WHAT IS NEEDED =>
Type out the material below exactly.

RECORDS PROVIDED =>
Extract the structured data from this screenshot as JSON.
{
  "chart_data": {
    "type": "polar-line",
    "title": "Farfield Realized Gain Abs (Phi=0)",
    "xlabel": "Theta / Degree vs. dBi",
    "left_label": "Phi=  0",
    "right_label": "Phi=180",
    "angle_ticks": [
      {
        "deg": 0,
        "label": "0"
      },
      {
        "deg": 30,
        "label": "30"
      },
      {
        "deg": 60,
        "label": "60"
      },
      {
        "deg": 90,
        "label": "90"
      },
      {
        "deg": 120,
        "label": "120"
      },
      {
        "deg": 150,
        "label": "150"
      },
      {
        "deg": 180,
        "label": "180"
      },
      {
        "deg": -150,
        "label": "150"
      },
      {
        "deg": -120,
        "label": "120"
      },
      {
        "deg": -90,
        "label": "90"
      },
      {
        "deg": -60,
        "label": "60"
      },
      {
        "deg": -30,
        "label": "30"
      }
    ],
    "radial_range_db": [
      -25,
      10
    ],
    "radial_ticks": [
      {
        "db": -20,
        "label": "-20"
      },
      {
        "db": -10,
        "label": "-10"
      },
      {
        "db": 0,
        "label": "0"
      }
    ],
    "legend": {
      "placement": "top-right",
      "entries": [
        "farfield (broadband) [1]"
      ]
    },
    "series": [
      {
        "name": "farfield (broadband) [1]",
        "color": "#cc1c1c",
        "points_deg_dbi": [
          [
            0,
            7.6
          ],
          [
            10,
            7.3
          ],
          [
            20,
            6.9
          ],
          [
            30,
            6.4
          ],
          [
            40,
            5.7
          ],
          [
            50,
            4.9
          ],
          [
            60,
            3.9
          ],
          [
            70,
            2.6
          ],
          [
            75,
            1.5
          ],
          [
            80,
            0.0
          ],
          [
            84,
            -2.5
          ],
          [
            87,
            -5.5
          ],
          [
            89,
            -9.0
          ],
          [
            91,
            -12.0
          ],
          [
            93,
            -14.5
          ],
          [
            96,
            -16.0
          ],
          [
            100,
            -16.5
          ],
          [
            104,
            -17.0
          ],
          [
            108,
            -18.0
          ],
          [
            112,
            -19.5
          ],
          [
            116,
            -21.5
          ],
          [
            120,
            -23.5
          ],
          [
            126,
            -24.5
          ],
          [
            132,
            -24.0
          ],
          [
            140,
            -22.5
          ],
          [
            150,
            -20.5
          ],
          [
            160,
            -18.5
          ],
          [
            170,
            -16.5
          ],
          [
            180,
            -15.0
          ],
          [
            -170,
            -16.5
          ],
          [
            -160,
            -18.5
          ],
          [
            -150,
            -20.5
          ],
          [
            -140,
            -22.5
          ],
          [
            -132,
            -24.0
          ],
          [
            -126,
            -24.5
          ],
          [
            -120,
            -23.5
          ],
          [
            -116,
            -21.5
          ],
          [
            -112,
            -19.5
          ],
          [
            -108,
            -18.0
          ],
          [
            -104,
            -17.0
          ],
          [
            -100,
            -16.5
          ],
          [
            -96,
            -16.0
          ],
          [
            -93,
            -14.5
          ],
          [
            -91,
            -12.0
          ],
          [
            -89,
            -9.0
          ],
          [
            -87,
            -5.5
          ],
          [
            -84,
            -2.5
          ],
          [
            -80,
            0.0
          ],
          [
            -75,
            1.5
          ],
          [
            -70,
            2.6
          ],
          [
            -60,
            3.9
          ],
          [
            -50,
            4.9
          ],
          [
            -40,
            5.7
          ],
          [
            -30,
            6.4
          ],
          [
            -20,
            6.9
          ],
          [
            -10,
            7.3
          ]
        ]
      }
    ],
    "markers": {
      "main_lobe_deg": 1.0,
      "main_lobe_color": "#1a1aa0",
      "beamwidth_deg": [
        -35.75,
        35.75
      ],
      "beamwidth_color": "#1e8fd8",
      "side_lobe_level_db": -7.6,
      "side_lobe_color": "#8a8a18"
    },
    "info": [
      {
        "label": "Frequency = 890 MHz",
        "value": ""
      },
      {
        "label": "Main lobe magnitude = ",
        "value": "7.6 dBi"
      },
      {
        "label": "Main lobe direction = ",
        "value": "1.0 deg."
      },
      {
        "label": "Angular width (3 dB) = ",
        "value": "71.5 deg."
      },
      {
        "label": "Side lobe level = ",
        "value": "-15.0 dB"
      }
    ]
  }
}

REPLY TO THE TASK =>
Extract the structured data from this screenshot as JSON.
{
  "chart_data": {
    "type": "polar-line",
    "title": "Farfield Realized Gain Abs (Phi=0)",
    "xlabel": "Theta / Degree vs. dBi",
    "left_label": "Phi=  0",
    "right_label": "Phi=180",
    "angle_ticks": [
      {
        "deg": 0,
        "label": "0"
      },
      {
        "deg": 30,
        "label": "30"
      },
      {
        "deg": 60,
        "label": "60"
      },
      {
        "deg": 90,
        "label": "90"
      },
      {
        "deg": 120,
        "label": "120"
      },
      {
        "deg": 150,
        "label": "150"
      },
      {
        "deg": 180,
        "label": "180"
      },
      {
        "deg": -150,
        "label": "150"
      },
      {
        "deg": -120,
        "label": "120"
      },
      {
        "deg": -90,
        "label": "90"
      },
      {
        "deg": -60,
        "label": "60"
      },
      {
        "deg": -30,
        "label": "30"
      }
    ],
    "radial_range_db": [
      -25,
      10
    ],
    "radial_ticks": [
      {
        "db": -20,
        "label": "-20"
      },
      {
        "db": -10,
        "label": "-10"
      },
      {
        "db": 0,
        "label": "0"
      }
    ],
    "legend": {
      "placement": "top-right",
      "entries": [
        "farfield (broadband) [1]"
      ]
    },
    "series": [
      {
        "name": "farfield (broadband) [1]",
        "color": "#cc1c1c",
        "points_deg_dbi": [
          [
            0,
            7.6
          ],
          [
            10,
            7.3
          ],
          [
            20,
            6.9
          ],
          [
            30,
            6.4
          ],
          [
            40,
            5.7
          ],
          [
            50,
            4.9
          ],
          [
            60,
            3.9
          ],
          [
            70,
            2.6
          ],
          [
            75,
            1.5
          ],
          [
            80,
            0.0
          ],
          [
            84,
            -2.5
          ],
          [
            87,
            -5.5
          ],
          [
            89,
            -9.0
          ],
          [
            91,
            -12.0
          ],
          [
            93,
            -14.5
          ],
          [
            96,
            -16.0
          ],
          [
            100,
            -16.5
          ],
          [
            104,
            -17.0
          ],
          [
            108,
            -18.0
          ],
          [
            112,
            -19.5
          ],
          [
            116,
            -21.5
          ],
          [
            120,
            -23.5
          ],
          [
            126,
            -24.5
          ],
          [
            132,
            -24.0
          ],
          [
            140,
            -22.5
          ],
          [
            150,
            -20.5
          ],
          [
            160,
            -18.5
          ],
          [
            170,
            -16.5
          ],
          [
            180,
            -15.0
          ],
          [
            -170,
            -16.5
          ],
          [
            -160,
            -18.5
          ],
          [
            -150,
            -20.5
          ],
          [
            -140,
            -22.5
          ],
          [
            -132,
            -24.0
          ],
          [
            -126,
            -24.5
          ],
          [
            -120,
            -23.5
          ],
          [
            -116,
            -21.5
          ],
          [
            -112,
            -19.5
          ],
          [
            -108,
            -18.0
          ],
          [
            -104,
            -17.0
          ],
          [
            -100,
            -16.5
          ],
          [
            -96,
            -16.0
          ],
          [
            -93,
            -14.5
          ],
          [
            -91,
            -12.0
          ],
          [
            -89,
            -9.0
          ],
          [
            -87,
            -5.5
          ],
          [
            -84,
            -2.5
          ],
          [
            -80,
            0.0
          ],
          [
            -75,
            1.5
          ],
          [
            -70,
            2.6
          ],
          [
            -60,
            3.9
          ],
          [
            -50,
            4.9
          ],
          [
            -40,
            5.7
          ],
          [
            -30,
            6.4
          ],
          [
            -20,
            6.9
          ],
          [
            -10,
            7.3
          ]
        ]
      }
    ],
    "markers": {
      "main_lobe_deg": 1.0,
      "main_lobe_color": "#1a1aa0",
      "beamwidth_deg": [
        -35.75,
        35.75
      ],
      "beamwidth_color": "#1e8fd8",
      "side_lobe_level_db": -7.6,
      "side_lobe_color": "#8a8a18"
    },
    "info": [
      {
        "label": "Frequency = 890 MHz",
        "value": ""
      },
      {
        "label": "Main lobe magnitude = ",
        "value": "7.6 dBi"
      },
      {
        "label": "Main lobe direction = ",
        "value": "1.0 deg."
      },
      {
        "label": "Angular width (3 dB) = ",
        "value": "71.5 deg."
      },
      {
        "label": "Side lobe level = ",
        "value": "-15.0 dB"
      }
    ]
  }
}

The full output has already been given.